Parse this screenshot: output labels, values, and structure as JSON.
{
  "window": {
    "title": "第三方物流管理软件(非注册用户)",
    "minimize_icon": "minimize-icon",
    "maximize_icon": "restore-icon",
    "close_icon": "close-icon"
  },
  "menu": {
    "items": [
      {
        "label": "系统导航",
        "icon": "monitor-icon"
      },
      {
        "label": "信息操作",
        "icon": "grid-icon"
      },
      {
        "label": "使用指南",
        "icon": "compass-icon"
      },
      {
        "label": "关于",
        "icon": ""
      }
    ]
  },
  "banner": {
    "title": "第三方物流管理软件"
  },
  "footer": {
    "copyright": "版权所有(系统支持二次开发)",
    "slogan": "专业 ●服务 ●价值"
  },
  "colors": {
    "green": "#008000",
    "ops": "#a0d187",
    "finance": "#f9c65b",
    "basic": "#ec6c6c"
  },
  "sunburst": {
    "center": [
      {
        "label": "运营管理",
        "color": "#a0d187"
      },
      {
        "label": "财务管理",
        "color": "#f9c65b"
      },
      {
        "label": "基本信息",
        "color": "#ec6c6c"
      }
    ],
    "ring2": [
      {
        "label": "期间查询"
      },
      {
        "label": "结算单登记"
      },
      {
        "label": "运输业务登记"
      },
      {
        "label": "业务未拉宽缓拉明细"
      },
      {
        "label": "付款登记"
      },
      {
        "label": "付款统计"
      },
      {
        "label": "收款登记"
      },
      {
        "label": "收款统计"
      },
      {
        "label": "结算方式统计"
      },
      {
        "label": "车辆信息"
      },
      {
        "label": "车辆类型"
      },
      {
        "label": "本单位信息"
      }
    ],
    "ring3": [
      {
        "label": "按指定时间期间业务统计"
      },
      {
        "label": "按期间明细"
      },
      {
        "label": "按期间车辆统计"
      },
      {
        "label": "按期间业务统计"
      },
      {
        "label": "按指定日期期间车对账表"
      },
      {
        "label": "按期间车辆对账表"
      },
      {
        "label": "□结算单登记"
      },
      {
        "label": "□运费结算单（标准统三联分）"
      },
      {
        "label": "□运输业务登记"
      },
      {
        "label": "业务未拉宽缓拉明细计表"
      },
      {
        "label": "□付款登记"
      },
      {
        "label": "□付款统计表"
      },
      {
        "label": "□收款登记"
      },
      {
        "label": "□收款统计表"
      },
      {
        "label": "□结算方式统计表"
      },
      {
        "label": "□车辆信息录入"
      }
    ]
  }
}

-- Work required --
Search the entries for the word "第三方物流管理软件", then list each line that holds it.

-- Solution for this exercise --
    "title": "第三方物流管理软件(非注册用户)",
    "title": "第三方物流管理软件"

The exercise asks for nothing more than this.